* **Provided material**
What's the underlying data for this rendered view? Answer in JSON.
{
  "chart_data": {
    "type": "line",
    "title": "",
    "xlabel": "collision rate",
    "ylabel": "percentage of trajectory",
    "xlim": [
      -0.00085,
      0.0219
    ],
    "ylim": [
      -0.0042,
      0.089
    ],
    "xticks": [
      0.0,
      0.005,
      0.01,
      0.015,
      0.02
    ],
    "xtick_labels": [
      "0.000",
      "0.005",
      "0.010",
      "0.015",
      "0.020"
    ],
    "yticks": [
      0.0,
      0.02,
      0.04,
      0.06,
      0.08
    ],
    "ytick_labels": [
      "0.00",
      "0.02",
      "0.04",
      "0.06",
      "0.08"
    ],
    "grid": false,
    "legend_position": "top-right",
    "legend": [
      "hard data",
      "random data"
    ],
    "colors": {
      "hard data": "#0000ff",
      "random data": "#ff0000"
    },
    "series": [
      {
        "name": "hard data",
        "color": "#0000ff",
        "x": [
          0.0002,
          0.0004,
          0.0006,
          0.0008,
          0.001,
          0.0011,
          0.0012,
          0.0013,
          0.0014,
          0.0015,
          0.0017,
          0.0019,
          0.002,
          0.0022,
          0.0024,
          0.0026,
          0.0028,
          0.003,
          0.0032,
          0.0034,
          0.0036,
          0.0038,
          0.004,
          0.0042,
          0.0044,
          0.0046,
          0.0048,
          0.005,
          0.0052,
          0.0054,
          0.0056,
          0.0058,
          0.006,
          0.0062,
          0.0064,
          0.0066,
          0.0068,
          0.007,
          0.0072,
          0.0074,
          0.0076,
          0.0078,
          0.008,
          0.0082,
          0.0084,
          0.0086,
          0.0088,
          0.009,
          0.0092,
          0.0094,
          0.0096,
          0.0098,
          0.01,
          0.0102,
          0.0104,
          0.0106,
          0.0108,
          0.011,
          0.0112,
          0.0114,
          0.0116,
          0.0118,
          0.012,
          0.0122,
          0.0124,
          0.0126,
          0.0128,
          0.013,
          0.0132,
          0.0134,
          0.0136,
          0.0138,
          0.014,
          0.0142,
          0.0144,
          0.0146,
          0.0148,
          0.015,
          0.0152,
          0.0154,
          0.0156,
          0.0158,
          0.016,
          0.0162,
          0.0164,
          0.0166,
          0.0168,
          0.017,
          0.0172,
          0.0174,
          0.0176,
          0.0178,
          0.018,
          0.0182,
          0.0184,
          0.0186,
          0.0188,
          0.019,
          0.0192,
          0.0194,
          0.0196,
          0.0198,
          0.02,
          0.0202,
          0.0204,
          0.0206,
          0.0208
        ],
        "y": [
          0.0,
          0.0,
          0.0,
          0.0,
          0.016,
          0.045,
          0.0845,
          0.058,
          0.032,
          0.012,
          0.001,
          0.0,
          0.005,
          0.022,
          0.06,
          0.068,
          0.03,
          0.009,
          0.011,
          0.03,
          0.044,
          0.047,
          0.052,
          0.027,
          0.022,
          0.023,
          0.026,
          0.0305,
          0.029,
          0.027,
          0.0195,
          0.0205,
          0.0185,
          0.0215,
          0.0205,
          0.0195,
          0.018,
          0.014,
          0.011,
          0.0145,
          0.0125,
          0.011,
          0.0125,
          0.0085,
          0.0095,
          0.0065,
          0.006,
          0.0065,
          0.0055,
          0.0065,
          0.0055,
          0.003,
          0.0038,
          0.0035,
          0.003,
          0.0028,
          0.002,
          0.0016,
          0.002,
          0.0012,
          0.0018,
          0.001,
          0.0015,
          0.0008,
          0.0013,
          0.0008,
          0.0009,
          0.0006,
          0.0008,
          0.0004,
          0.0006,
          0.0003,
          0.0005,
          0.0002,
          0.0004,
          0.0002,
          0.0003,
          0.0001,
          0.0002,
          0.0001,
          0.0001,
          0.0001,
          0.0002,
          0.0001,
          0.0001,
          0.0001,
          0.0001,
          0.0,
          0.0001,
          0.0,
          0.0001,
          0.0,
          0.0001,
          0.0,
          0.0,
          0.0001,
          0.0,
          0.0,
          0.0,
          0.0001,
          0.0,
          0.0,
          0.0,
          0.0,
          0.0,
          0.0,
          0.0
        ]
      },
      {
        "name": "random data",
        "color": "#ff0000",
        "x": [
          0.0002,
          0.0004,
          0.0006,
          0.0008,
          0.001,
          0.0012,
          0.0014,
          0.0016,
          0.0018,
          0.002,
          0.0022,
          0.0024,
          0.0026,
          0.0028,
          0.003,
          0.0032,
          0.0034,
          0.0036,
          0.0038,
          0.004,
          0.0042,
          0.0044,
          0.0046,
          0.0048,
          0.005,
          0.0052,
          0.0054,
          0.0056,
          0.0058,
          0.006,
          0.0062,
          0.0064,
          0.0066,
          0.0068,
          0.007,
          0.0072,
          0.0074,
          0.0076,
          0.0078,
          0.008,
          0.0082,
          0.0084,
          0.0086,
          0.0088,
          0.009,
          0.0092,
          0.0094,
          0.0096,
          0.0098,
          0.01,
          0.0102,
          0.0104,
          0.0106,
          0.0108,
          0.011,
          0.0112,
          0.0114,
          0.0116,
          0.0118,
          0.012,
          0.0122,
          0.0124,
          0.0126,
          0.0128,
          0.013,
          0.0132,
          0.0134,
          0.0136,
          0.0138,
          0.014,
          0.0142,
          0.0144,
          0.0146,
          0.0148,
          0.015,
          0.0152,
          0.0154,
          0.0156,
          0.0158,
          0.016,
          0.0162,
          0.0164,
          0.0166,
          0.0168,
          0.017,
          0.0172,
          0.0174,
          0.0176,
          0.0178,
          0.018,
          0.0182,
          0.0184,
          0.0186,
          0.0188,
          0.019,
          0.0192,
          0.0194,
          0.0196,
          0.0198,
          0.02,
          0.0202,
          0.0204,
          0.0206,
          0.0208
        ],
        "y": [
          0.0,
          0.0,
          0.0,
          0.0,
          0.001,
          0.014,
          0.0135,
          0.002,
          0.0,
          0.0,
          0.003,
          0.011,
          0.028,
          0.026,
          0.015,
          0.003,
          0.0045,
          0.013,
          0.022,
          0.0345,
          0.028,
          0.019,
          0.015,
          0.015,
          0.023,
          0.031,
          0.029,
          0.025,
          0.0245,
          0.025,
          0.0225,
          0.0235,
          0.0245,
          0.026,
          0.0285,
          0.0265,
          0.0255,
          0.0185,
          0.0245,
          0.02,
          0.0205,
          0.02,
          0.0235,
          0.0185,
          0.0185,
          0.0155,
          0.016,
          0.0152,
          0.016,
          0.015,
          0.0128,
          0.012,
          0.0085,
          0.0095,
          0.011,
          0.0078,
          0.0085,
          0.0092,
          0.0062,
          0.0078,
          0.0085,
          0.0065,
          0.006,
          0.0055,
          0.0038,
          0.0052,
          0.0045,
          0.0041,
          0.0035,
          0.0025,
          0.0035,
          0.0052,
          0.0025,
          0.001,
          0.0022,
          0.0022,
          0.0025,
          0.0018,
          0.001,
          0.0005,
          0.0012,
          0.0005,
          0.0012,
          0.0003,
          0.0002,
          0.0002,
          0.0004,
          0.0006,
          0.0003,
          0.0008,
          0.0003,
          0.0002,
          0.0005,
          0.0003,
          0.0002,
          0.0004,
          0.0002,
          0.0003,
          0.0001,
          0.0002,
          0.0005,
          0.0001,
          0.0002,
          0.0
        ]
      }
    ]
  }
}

* **Your objective**
Quote every entry exactly.

* **Response to this exercise**
What's the underlying data for this rendered view? Answer in JSON.
{
  "chart_data": {
    "type": "line",
    "title": "",
    "xlabel": "collision rate",
    "ylabel": "percentage of trajectory",
    "xlim": [
      -0.00085,
      0.0219
    ],
    "ylim": [
      -0.0042,
      0.089
    ],
    "xticks": [
      0.0,
      0.005,
      0.01,
      0.015,
      0.02
    ],
    "xtick_labels": [
      "0.000",
      "0.005",
      "0.010",
      "0.015",
      "0.020"
    ],
    "yticks": [
      0.0,
      0.02,
      0.04,
      0.06,
      0.08
    ],
    "ytick_labels": [
      "0.00",
      "0.02",
      "0.04",
      "0.06",
      "0.08"
    ],
    "grid": false,
    "legend_position": "top-right",
    "legend": [
      "hard data",
      "random data"
    ],
    "colors": {
      "hard data": "#0000ff",
      "random data": "#ff0000"
    },
    "series": [
      {
        "name": "hard data",
        "color": "#0000ff",
        "x": [
          0.0002,
          0.0004,
          0.0006,
          0.0008,
          0.001,
          0.0011,
          0.0012,
          0.0013,
          0.0014,
          0.0015,
          0.0017,
          0.0019,
          0.002,
          0.0022,
          0.0024,
          0.0026,
          0.0028,
          0.003,
          0.0032,
          0.0034,
          0.0036,
          0.0038,
          0.004,
          0.0042,
          0.0044,
          0.0046,
          0.0048,
          0.005,
          0.0052,
          0.0054,
          0.0056,
          0.0058,
          0.006,
          0.0062,
          0.0064,
          0.0066,
          0.0068,
          0.007,
          0.0072,
          0.0074,
          0.0076,
          0.0078,
          0.008,
          0.0082,
          0.0084,
          0.0086,
          0.0088,
          0.009,
          0.0092,
          0.0094,
          0.0096,
          0.0098,
          0.01,
          0.0102,
          0.0104,
          0.0106,
          0.0108,
          0.011,
          0.0112,
          0.0114,
          0.0116,
          0.0118,
          0.012,
          0.0122,
          0.0124,
          0.0126,
          0.0128,
          0.013,
          0.0132,
          0.0134,
          0.0136,
          0.0138,
          0.014,
          0.0142,
          0.0144,
          0.0146,
          0.0148,
          0.015,
          0.0152,
          0.0154,
          0.0156,
          0.0158,
          0.016,
          0.0162,
          0.0164,
          0.0166,
          0.0168,
          0.017,
          0.0172,
          0.0174,
          0.0176,
          0.0178,
          0.018,
          0.0182,
          0.0184,
          0.0186,
          0.0188,
          0.019,
          0.0192,
          0.0194,
          0.0196,
          0.0198,
          0.02,
          0.0202,
          0.0204,
          0.0206,
          0.0208
        ],
        "y": [
          0.0,
          0.0,
          0.0,
          0.0,
          0.016,
          0.045,
          0.0845,
          0.058,
          0.032,
          0.012,
          0.001,
          0.0,
          0.005,
          0.022,
          0.06,
          0.068,
          0.03,
          0.009,
          0.011,
          0.03,
          0.044,
          0.047,
          0.052,
          0.027,
          0.022,
          0.023,
          0.026,
          0.0305,
          0.029,
          0.027,
          0.0195,
          0.0205,
          0.0185,
          0.0215,
          0.0205,
          0.0195,
          0.018,
          0.014,
          0.011,
          0.0145,
          0.0125,
          0.011,
          0.0125,
          0.0085,
          0.0095,
          0.0065,
          0.006,
          0.0065,
          0.0055,
          0.0065,
          0.0055,
          0.003,
          0.0038,
          0.0035,
          0.003,
          0.0028,
          0.002,
          0.0016,
          0.002,
          0.0012,
          0.0018,
          0.001,
          0.0015,
          0.0008,
          0.0013,
          0.0008,
          0.0009,
          0.0006,
          0.0008,
          0.0004,
          0.0006,
          0.0003,
          0.0005,
          0.0002,
          0.0004,
          0.0002,
          0.0003,
          0.0001,
          0.0002,
          0.0001,
          0.0001,
          0.0001,
          0.0002,
          0.0001,
          0.0001,
          0.0001,
          0.0001,
          0.0,
          0.0001,
          0.0,
          0.0001,
          0.0,
          0.0001,
          0.0,
          0.0,
          0.0001,
          0.0,
          0.0,
          0.0,
          0.0001,
          0.0,
          0.0,
          0.0,
          0.0,
          0.0,
          0.0,
          0.0
        ]
      },
      {
        "name": "random data",
        "color": "#ff0000",
        "x": [
          0.0002,
          0.0004,
          0.0006,
          0.0008,
          0.001,
          0.0012,
          0.0014,
          0.0016,
          0.0018,
          0.002,
          0.0022,
          0.0024,
          0.0026,
          0.0028,
          0.003,
          0.0032,
          0.0034,
          0.0036,
          0.0038,
          0.004,
          0.0042,
          0.0044,
          0.0046,
          0.0048,
          0.005,
          0.0052,
          0.0054,
          0.0056,
          0.0058,
          0.006,
          0.0062,
          0.0064,
          0.0066,
          0.0068,
          0.007,
          0.0072,
          0.0074,
          0.0076,
          0.0078,
          0.008,
          0.0082,
          0.0084,
          0.0086,
          0.0088,
          0.009,
          0.0092,
          0.0094,
          0.0096,
          0.0098,
          0.01,
          0.0102,
          0.0104,
          0.0106,
          0.0108,
          0.011,
          0.0112,
          0.0114,
          0.0116,
          0.0118,
          0.012,
          0.0122,
          0.0124,
          0.0126,
          0.0128,
          0.013,
          0.0132,
          0.0134,
          0.0136,
          0.0138,
          0.014,
          0.0142,
          0.0144,
          0.0146,
          0.0148,
          0.015,
          0.0152,
          0.0154,
          0.0156,
          0.0158,
          0.016,
          0.0162,
          0.0164,
          0.0166,
          0.0168,
          0.017,
          0.0172,
          0.0174,
          0.0176,
          0.0178,
          0.018,
          0.0182,
          0.0184,
          0.0186,
          0.0188,
          0.019,
          0.0192,
          0.0194,
          0.0196,
          0.0198,
          0.02,
          0.0202,
          0.0204,
          0.0206,
          0.0208
        ],
        "y": [
          0.0,
          0.0,
          0.0,
          0.0,
          0.001,
          0.014,
          0.0135,
          0.002,
          0.0,
          0.0,
          0.003,
          0.011,
          0.028,
          0.026,
          0.015,
          0.003,
          0.0045,
          0.013,
          0.022,
          0.0345,
          0.028,
          0.019,
          0.015,
          0.015,
          0.023,
          0.031,
          0.029,
          0.025,
          0.0245,
          0.025,
          0.0225,
          0.0235,
          0.0245,
          0.026,
          0.0285,
          0.0265,
          0.0255,
          0.0185,
          0.0245,
          0.02,
          0.0205,
          0.02,
          0.0235,
          0.0185,
          0.0185,
          0.0155,
          0.016,
          0.0152,
          0.016,
          0.015,
          0.0128,
          0.012,
          0.0085,
          0.0095,
          0.011,
          0.0078,
          0.0085,
          0.0092,
          0.0062,
          0.0078,
          0.0085,
          0.0065,
          0.006,
          0.0055,
          0.0038,
          0.0052,
          0.0045,
          0.0041,
          0.0035,
          0.0025,
          0.0035,
          0.0052,
          0.0025,
          0.001,
          0.0022,
          0.0022,
          0.0025,
          0.0018,
          0.001,
          0.0005,
          0.0012,
          0.0005,
          0.0012,
          0.0003,
          0.0002,
          0.0002,
          0.0004,
          0.0006,
          0.0003,
          0.0008,
          0.0003,
          0.0002,
          0.0005,
          0.0003,
          0.0002,
          0.0004,
          0.0002,
          0.0003,
          0.0001,
          0.0002,
          0.0005,
          0.0001,
          0.0002,
          0.0
        ]
      }
    ]
  }
}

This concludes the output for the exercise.